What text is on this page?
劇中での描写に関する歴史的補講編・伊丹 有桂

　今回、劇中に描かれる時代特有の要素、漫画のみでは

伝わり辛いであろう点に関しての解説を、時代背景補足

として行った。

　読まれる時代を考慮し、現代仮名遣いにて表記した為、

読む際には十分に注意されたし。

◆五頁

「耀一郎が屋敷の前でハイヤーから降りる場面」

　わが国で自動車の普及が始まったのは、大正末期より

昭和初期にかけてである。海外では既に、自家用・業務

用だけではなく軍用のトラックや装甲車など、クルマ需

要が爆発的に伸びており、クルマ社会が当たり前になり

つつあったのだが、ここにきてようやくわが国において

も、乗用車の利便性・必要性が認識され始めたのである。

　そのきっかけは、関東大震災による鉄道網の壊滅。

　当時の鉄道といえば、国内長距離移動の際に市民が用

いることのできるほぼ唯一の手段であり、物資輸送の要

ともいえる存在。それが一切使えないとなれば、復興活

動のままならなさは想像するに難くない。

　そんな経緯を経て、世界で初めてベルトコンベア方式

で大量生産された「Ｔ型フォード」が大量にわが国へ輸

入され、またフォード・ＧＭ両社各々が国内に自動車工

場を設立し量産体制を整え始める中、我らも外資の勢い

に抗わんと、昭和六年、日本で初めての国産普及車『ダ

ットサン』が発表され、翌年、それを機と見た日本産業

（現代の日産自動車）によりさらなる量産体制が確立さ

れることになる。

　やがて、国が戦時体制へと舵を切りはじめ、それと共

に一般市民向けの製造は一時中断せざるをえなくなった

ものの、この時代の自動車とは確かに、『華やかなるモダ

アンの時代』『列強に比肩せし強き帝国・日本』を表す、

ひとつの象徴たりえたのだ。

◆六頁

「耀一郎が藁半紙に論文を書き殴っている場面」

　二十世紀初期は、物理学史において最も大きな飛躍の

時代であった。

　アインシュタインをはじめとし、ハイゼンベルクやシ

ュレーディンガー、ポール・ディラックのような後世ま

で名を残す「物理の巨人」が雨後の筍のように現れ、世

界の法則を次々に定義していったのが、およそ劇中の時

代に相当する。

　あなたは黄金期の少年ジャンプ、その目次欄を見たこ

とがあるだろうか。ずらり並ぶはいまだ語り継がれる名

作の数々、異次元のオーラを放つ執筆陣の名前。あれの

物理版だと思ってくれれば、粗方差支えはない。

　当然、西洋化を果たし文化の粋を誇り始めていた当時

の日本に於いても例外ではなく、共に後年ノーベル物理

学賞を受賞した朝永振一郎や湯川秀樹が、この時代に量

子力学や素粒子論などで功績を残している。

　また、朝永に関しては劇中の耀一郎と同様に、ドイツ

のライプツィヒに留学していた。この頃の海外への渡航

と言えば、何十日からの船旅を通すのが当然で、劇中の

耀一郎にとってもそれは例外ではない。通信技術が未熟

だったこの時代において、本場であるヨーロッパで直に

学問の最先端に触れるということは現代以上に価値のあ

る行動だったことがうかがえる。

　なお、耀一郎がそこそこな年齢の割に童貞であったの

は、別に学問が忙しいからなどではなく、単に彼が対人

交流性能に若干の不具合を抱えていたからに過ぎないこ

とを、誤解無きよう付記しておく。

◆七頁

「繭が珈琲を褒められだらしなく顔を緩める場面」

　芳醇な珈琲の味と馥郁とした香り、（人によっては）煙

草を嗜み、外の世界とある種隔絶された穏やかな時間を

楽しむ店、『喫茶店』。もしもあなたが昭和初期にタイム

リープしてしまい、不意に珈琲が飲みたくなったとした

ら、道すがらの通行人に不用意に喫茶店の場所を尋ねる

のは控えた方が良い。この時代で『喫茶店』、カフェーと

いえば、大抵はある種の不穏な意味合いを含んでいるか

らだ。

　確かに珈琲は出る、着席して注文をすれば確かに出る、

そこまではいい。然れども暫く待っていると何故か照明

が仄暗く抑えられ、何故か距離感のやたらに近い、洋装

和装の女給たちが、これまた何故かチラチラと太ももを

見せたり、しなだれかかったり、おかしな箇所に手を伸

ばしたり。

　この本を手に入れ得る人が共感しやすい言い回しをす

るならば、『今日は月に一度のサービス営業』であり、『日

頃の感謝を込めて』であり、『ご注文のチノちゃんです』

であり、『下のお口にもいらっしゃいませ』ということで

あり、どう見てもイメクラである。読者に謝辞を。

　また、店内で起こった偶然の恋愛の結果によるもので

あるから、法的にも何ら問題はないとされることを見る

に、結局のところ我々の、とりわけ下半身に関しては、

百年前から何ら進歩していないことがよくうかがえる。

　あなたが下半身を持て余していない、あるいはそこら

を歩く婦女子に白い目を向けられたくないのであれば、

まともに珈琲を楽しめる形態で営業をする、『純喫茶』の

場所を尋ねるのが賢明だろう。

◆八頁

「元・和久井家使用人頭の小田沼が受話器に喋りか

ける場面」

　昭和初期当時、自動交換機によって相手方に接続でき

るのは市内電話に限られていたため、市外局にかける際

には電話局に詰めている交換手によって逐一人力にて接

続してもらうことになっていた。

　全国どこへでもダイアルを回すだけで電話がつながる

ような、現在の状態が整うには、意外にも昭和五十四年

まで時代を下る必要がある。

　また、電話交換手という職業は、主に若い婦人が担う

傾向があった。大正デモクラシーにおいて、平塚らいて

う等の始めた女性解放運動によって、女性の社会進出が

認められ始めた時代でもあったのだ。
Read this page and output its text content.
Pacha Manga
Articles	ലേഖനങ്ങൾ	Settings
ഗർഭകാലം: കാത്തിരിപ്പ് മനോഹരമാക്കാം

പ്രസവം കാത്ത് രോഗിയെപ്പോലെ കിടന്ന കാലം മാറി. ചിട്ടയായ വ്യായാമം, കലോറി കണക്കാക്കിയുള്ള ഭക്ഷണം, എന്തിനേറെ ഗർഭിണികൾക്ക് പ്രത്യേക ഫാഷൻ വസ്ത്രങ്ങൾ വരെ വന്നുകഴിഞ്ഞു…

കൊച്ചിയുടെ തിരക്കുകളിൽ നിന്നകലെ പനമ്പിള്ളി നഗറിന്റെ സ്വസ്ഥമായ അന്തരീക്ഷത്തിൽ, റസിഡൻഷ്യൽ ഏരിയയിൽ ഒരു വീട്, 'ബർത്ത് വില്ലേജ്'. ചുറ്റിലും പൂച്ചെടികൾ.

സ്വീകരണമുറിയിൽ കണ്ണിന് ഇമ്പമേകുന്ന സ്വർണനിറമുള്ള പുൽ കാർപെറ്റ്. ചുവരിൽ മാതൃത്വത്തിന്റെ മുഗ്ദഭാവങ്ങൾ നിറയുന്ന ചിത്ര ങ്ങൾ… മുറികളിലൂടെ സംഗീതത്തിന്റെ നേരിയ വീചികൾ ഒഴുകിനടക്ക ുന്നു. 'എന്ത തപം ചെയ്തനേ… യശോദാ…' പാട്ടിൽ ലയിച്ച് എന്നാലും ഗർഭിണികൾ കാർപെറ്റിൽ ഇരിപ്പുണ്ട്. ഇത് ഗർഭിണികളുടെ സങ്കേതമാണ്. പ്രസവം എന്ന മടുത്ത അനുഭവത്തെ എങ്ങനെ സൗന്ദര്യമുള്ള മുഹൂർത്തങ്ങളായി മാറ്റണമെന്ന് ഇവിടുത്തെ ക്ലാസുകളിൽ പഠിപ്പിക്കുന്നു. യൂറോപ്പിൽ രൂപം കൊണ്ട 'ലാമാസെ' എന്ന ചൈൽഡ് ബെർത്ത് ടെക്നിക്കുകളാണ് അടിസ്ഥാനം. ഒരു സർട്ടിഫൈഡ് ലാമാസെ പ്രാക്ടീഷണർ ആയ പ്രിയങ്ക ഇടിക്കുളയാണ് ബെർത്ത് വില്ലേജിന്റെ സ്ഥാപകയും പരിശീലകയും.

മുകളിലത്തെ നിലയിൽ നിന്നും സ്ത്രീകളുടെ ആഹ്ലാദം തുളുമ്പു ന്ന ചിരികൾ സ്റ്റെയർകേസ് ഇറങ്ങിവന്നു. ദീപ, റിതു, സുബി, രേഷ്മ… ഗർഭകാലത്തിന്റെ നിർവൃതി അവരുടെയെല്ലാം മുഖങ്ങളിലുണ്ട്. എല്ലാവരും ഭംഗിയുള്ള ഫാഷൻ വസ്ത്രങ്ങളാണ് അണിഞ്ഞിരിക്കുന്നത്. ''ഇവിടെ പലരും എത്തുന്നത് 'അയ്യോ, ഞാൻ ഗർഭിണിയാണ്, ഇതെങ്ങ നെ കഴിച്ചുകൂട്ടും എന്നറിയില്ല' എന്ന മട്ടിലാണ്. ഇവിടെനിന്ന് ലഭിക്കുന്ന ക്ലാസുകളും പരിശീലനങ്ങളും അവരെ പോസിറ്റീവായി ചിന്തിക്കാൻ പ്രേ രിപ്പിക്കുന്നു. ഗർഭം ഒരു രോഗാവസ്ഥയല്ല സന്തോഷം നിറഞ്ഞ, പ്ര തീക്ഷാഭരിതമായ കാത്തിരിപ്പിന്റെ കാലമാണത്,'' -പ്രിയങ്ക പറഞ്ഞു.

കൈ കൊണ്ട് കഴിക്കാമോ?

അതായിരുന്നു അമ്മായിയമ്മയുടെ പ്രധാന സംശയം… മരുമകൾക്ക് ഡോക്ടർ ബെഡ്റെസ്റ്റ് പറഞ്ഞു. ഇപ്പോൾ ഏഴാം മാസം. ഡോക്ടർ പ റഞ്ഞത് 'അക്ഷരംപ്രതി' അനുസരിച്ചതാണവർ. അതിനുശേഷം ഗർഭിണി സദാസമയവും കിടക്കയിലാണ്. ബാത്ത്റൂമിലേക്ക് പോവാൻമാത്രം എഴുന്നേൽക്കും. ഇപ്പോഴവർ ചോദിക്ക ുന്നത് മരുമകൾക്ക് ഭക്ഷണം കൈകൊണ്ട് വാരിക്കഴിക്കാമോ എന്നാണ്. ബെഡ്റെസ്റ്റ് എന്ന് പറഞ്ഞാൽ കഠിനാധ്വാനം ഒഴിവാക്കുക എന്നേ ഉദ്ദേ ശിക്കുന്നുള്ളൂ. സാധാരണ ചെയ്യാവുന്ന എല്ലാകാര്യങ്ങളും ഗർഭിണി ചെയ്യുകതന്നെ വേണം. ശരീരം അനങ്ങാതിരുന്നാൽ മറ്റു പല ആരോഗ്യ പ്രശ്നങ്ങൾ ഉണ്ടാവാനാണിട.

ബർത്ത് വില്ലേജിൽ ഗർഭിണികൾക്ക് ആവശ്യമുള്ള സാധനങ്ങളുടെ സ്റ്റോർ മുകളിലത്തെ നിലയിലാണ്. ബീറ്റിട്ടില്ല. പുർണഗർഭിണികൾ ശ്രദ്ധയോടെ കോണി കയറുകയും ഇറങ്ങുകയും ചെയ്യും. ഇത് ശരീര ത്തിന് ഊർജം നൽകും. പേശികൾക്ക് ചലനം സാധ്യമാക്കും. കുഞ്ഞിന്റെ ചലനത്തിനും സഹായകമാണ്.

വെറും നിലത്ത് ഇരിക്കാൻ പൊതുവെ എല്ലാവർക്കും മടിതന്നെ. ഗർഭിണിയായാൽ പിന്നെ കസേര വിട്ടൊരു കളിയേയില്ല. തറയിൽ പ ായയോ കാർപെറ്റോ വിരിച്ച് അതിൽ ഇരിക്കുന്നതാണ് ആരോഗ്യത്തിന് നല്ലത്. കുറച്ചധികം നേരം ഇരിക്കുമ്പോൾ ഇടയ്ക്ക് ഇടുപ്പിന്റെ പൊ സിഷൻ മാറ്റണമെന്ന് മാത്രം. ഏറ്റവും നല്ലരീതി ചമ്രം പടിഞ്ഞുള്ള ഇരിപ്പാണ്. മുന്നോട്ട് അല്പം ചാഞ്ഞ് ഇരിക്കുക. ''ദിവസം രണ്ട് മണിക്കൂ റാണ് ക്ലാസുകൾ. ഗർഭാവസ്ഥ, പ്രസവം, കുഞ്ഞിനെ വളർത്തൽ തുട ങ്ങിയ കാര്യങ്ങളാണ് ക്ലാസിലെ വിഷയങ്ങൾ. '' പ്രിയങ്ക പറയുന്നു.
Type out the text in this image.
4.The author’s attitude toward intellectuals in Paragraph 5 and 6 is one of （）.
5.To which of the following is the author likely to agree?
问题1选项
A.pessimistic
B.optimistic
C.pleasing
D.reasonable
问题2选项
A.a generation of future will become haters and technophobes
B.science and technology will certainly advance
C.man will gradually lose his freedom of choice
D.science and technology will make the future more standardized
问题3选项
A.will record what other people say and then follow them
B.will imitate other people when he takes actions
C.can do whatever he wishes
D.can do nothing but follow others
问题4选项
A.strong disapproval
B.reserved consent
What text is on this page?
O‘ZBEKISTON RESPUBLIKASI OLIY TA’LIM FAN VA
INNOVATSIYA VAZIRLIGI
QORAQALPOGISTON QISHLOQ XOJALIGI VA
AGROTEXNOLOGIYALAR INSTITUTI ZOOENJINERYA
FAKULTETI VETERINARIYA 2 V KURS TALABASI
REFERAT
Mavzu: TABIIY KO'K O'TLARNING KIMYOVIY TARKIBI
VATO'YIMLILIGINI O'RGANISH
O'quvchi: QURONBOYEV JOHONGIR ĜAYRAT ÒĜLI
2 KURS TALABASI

·····

_TASK_: Output the lines from the line containing "Type out the text in this image." to the end, both included; add nothing.

_RESULT BELOW_:
Type out the text in this image.
4.The author’s attitude toward intellectuals in Paragraph 5 and 6 is one of （）.
5.To which of the following is the author likely to agree?
问题1选项
A.pessimistic
B.optimistic
C.pleasing
D.reasonable
问题2选项
A.a generation of future will become haters and technophobes
B.science and technology will certainly advance
C.man will gradually lose his freedom of choice
D.science and technology will make the future more standardized
问题3选项
A.will record what other people say and then follow them
B.will imitate other people when he takes actions
C.can do whatever he wishes
D.can do nothing but follow others
问题4选项
A.strong disapproval
B.reserved consent
What text is on this page?
O‘ZBEKISTON RESPUBLIKASI OLIY TA’LIM FAN VA
INNOVATSIYA VAZIRLIGI
QORAQALPOGISTON QISHLOQ XOJALIGI VA
AGROTEXNOLOGIYALAR INSTITUTI ZOOENJINERYA
FAKULTETI VETERINARIYA 2 V KURS TALABASI
REFERAT
Mavzu: TABIIY KO'K O'TLARNING KIMYOVIY TARKIBI
VATO'YIMLILIGINI O'RGANISH
O'quvchi: QURONBOYEV JOHONGIR ĜAYRAT ÒĜLI
2 KURS TALABASI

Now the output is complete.